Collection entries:
[Start]

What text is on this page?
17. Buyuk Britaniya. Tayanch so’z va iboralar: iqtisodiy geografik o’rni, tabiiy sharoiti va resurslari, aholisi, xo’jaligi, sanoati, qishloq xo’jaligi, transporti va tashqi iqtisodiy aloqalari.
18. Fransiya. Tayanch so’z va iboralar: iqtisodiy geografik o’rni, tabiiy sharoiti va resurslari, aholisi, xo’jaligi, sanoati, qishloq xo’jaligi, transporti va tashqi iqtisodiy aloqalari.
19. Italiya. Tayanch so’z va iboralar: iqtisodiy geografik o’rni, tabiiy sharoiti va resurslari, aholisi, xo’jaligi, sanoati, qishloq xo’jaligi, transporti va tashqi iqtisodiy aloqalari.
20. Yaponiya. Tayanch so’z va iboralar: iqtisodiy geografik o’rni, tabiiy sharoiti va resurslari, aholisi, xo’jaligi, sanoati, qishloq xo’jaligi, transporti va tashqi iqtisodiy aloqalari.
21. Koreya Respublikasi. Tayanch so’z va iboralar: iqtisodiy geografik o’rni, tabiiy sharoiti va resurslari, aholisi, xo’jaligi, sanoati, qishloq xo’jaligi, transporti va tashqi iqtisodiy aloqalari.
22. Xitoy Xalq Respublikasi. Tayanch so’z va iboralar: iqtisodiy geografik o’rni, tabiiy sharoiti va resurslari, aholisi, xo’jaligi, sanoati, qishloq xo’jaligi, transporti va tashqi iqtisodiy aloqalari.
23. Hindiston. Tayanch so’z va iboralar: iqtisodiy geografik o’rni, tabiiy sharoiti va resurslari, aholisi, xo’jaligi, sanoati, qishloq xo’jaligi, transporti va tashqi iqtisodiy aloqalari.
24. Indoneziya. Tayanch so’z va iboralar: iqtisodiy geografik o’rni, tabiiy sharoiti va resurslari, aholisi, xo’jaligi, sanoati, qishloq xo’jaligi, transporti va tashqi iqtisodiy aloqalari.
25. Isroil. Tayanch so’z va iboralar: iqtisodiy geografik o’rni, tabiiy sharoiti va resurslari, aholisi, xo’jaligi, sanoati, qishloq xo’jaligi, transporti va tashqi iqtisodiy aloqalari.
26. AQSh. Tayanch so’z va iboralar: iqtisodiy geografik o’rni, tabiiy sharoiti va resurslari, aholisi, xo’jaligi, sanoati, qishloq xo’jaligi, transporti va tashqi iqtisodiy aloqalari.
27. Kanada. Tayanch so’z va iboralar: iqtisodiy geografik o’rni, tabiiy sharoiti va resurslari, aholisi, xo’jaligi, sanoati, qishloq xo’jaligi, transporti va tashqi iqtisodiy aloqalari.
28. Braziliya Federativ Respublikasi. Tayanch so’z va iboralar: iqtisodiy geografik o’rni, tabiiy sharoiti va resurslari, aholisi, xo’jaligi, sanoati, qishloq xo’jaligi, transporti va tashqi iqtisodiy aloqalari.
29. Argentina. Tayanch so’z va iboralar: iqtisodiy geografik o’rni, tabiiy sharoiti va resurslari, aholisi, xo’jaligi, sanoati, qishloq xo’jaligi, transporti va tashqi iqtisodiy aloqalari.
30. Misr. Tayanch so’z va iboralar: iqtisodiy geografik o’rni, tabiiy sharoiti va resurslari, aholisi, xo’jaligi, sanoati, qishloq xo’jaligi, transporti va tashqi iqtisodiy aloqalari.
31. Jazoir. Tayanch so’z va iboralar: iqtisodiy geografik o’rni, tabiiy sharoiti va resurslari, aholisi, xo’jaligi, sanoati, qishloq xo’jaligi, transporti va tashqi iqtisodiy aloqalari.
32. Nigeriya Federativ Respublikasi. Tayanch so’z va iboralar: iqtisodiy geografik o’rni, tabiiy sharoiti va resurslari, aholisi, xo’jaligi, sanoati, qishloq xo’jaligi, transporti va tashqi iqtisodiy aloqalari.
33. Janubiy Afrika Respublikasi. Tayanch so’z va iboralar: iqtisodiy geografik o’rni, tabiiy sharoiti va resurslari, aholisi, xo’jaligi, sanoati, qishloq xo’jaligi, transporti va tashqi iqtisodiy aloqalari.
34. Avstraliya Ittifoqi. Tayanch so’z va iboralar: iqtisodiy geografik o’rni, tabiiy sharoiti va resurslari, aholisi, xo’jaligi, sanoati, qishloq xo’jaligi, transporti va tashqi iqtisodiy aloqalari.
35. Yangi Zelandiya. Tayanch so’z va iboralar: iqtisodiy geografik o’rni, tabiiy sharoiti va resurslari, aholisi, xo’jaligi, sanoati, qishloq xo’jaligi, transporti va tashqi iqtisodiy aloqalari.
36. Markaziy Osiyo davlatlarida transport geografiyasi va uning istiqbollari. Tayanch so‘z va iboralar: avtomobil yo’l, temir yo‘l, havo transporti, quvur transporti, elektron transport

[End]

# THE PROBLEM
Identify each line of the material where the word "Respublikasi" shows up, and copy it.

# RESULT OF THIS EXERCISE
21. Koreya Respublikasi. Tayanch so’z va iboralar: iqtisodiy geografik o’rni, tabiiy sharoiti va resurslari, aholisi, xo’jaligi, sanoati, qishloq xo’jaligi, transporti va tashqi iqtisodiy aloqalari.
22. Xitoy Xalq Respublikasi. Tayanch so’z va iboralar: iqtisodiy geografik o’rni, tabiiy sharoiti va resurslari, aholisi, xo’jaligi, sanoati, qishloq xo’jaligi, transporti va tashqi iqtisodiy aloqalari.
28. Braziliya Federativ Respublikasi. Tayanch so’z va iboralar: iqtisodiy geografik o’rni, tabiiy sharoiti va resurslari, aholisi, xo’jaligi, sanoati, qishloq xo’jaligi, transporti va tashqi iqtisodiy aloqalari.
32. Nigeriya Federativ Respublikasi. Tayanch so’z va iboralar: iqtisodiy geografik o’rni, tabiiy sharoiti va resurslari, aholisi, xo’jaligi, sanoati, qishloq xo’jaligi, transporti va tashqi iqtisodiy aloqalari.
33. Janubiy Afrika Respublikasi. Tayanch so’z va iboralar: iqtisodiy geografik o’rni, tabiiy sharoiti va resurslari, aholisi, xo’jaligi, sanoati, qishloq xo’jaligi, transporti va tashqi iqtisodiy aloqalari.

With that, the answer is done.